**What is required**
Wherever a line holds the word "номеров", copy that line out.

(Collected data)
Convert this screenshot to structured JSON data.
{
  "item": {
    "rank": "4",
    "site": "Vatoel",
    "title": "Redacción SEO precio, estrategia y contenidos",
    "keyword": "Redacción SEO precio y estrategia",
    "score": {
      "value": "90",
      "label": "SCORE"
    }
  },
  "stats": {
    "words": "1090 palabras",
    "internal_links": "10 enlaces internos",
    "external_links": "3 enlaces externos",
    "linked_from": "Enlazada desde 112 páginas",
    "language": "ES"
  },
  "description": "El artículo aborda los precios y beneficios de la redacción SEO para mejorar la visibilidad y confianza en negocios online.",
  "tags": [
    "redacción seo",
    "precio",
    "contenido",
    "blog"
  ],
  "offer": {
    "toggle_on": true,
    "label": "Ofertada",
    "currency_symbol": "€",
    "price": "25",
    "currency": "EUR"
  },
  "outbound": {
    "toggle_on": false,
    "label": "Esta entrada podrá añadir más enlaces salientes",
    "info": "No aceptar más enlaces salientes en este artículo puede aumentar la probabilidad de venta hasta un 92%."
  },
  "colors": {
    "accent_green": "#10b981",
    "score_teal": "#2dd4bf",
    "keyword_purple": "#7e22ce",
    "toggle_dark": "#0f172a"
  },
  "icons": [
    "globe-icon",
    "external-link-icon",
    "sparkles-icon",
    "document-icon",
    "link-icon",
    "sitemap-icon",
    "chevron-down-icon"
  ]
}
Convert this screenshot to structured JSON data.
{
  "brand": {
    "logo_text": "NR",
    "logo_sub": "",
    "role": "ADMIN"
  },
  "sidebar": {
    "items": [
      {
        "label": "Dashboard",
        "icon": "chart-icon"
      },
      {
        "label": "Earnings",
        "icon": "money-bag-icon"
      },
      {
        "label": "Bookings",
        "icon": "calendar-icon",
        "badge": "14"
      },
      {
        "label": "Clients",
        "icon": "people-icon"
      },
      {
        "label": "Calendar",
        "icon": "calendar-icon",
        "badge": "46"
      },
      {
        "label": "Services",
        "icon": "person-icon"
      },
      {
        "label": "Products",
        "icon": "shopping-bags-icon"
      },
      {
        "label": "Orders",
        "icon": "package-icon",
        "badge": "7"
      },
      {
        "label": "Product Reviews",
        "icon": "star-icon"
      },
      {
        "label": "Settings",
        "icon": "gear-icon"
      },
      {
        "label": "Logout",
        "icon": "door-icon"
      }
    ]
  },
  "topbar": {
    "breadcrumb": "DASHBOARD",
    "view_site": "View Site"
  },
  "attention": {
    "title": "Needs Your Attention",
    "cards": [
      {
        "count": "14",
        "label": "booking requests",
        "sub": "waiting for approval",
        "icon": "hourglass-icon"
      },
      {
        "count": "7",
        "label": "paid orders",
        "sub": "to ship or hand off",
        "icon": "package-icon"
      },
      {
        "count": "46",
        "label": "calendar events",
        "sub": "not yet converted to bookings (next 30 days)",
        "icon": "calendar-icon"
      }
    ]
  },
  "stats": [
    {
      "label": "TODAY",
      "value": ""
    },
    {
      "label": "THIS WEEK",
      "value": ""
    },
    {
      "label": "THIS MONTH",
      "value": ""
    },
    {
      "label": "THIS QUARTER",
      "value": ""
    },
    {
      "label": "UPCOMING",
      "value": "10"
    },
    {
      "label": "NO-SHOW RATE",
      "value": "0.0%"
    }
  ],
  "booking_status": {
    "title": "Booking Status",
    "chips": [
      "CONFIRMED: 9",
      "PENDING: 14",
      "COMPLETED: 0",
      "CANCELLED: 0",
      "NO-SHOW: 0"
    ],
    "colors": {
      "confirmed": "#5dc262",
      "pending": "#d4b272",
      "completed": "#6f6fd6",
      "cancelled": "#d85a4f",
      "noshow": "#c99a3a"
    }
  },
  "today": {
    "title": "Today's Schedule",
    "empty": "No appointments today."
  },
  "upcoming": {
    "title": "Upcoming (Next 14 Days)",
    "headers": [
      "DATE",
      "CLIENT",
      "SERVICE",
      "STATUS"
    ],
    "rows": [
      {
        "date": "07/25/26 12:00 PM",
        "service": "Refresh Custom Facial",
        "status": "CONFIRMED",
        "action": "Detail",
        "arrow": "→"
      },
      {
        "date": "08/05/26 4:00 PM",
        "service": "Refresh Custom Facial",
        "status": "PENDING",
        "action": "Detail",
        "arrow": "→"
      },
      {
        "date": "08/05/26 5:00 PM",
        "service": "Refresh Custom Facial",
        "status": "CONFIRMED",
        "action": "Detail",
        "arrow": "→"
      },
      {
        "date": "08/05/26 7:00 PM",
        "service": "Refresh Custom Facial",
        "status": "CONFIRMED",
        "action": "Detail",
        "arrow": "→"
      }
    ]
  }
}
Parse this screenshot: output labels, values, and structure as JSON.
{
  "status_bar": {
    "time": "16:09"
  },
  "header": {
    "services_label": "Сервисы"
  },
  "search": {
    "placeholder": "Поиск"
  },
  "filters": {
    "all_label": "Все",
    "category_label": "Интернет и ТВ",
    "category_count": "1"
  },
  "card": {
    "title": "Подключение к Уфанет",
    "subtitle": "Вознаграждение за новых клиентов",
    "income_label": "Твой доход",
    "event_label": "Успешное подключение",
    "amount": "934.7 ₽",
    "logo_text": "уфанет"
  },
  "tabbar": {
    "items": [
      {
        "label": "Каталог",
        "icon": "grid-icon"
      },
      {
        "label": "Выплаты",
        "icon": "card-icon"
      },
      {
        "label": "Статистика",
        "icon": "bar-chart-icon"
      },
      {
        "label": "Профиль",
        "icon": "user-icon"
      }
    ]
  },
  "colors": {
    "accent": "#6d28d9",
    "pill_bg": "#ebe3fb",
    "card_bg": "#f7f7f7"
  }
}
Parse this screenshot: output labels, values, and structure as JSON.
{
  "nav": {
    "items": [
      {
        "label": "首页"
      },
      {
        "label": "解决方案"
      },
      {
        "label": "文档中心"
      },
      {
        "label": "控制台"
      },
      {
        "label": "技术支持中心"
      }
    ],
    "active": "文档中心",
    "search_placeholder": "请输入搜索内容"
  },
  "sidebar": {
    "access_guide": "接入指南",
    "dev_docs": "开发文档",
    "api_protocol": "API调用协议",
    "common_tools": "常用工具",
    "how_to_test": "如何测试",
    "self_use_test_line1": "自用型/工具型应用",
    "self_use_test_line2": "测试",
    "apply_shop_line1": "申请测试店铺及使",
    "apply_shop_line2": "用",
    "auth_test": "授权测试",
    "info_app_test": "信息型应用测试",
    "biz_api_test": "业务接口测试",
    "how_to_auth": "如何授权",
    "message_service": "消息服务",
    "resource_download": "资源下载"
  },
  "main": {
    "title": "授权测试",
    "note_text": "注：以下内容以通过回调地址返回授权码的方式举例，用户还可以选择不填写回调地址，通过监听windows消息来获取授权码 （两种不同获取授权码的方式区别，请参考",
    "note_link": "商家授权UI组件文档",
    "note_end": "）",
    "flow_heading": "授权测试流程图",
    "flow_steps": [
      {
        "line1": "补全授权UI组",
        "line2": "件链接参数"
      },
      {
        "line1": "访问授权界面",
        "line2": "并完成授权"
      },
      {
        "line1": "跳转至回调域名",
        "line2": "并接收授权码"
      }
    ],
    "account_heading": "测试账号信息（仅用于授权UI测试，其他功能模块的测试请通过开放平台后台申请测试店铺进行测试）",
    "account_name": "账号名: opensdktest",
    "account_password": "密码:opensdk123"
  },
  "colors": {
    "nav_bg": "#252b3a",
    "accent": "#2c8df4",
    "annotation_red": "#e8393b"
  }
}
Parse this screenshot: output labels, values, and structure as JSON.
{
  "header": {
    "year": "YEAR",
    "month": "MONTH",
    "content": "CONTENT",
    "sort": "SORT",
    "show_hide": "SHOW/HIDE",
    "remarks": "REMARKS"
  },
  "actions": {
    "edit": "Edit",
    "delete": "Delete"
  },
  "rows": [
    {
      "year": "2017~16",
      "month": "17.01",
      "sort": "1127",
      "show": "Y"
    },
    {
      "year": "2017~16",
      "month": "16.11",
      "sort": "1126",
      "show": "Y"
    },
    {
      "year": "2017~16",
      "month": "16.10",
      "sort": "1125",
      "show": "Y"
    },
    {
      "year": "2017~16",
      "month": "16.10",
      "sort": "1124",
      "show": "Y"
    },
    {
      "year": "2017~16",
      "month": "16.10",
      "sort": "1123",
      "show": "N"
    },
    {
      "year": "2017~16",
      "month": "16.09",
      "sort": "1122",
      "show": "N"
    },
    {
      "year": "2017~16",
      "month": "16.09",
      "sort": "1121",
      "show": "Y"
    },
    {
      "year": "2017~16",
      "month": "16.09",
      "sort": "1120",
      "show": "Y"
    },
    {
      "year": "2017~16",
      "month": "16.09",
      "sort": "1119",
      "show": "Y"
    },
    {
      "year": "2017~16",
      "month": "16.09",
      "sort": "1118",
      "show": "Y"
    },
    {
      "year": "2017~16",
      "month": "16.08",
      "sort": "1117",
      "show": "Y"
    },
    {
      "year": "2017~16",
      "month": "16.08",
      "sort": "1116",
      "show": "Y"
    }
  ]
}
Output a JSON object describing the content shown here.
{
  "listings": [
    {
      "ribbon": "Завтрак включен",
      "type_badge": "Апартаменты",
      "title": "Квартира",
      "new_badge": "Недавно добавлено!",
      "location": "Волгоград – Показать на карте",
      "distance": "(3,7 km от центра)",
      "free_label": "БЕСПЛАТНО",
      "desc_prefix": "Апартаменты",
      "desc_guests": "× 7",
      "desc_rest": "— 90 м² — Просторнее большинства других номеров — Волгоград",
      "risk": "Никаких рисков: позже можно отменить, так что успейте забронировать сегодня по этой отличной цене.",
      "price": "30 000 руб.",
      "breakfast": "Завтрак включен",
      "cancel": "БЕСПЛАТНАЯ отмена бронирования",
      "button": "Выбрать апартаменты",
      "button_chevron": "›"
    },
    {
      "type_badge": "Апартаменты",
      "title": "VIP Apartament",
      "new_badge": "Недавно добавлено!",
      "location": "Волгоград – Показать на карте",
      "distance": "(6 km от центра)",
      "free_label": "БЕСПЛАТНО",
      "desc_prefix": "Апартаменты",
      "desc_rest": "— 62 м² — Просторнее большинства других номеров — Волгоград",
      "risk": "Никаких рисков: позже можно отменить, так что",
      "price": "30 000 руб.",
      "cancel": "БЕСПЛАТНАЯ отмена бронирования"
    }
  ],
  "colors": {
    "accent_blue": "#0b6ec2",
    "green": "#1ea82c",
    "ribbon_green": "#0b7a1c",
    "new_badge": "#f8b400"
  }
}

**Completed exercise**
      "desc_rest": "— 90 м² — Просторнее большинства других номеров — Волгоград",
      "desc_rest": "— 62 м² — Просторнее большинства других номеров — Волгоград",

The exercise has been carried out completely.